----- ENTRIES SHOWN -----

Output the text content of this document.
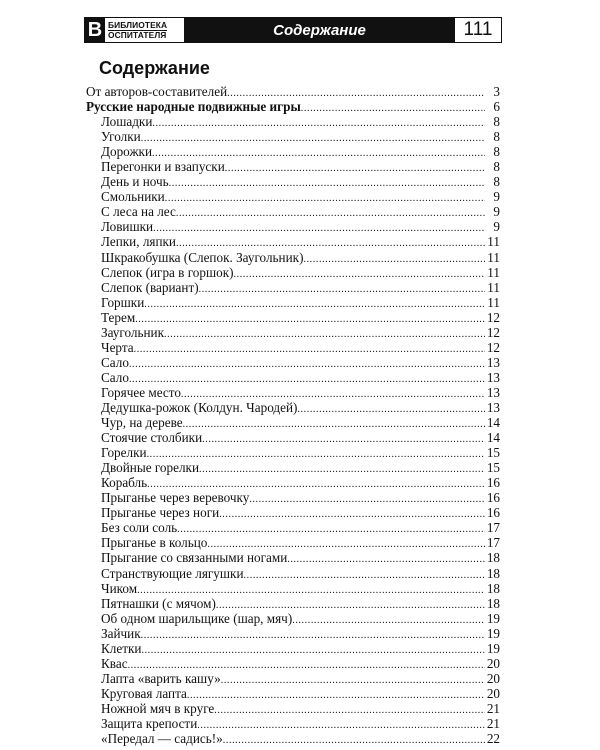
B БИБЛИОТЕКА
ОСПИТАТЕЛЯ	Содержание	111
Содержание
От авторов-составителей .....	3
Русские народные подвижные игры .....	6
Лошадки .....	8
Уголки .....	8
Дорожки .....	8
Перегонки и взапуски .....	8
День и ночь .....	8
Смольники .....	9
С леса на лес .....	9
Ловишки .....	9
Лепки, ляпки .....	11
Шкракобушка (Слепок. Заугольник) .....	11
Слепок (игра в горшок) .....	11
Слепок (вариант) .....	11
Горшки .....	11
Терем .....	12
Заугольник .....	12
Черта .....	12
Сало .....	13
Сало .....	13
Горячее место .....	13
Дедушка-рожок (Колдун. Чародей) .....	13
Чур, на дереве .....	14
Стоячие столбики .....	14
Горелки .....	15
Двойные горелки .....	15
Корабль .....	16
Прыганье через веревочку .....	16
Прыганье через ноги .....	16
Без соли соль .....	17
Прыганье в кольцо .....	17
Прыгание со связанными ногами .....	18
Странствующие лягушки .....	18
Чиком .....	18
Пятнашки (с мячом) .....	18
Об одном шарильщике (шар, мяч) .....	19
Зайчик .....	19
Клетки .....	19
Квас .....	20
Лапта «варить кашу» .....	20
Круговая лапта .....	20
Ножной мяч в круге .....	21
Защита крепости .....	21
«Передал — садись!» .....	22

-----

EXERCISE INSTRUCTIONS
Ignore the images and quote every line of the listing exactly.

CORRECT OUTPUT
Output the text content of this document.
B БИБЛИОТЕКА
ОСПИТАТЕЛЯ	Содержание	111
Содержание
От авторов-составителей .....	3
Русские народные подвижные игры .....	6
Лошадки .....	8
Уголки .....	8
Дорожки .....	8
Перегонки и взапуски .....	8
День и ночь .....	8
Смольники .....	9
С леса на лес .....	9
Ловишки .....	9
Лепки, ляпки .....	11
Шкракобушка (Слепок. Заугольник) .....	11
Слепок (игра в горшок) .....	11
Слепок (вариант) .....	11
Горшки .....	11
Терем .....	12
Заугольник .....	12
Черта .....	12
Сало .....	13
Сало .....	13
Горячее место .....	13
Дедушка-рожок (Колдун. Чародей) .....	13
Чур, на дереве .....	14
Стоячие столбики .....	14
Горелки .....	15
Двойные горелки .....	15
Корабль .....	16
Прыганье через веревочку .....	16
Прыганье через ноги .....	16
Без соли соль .....	17
Прыганье в кольцо .....	17
Прыгание со связанными ногами .....	18
Странствующие лягушки .....	18
Чиком .....	18
Пятнашки (с мячом) .....	18
Об одном шарильщике (шар, мяч) .....	19
Зайчик .....	19
Клетки .....	19
Квас .....	20
Лапта «варить кашу» .....	20
Круговая лапта .....	20
Ножной мяч в круге .....	21
Защита крепости .....	21
«Передал — садись!» .....	22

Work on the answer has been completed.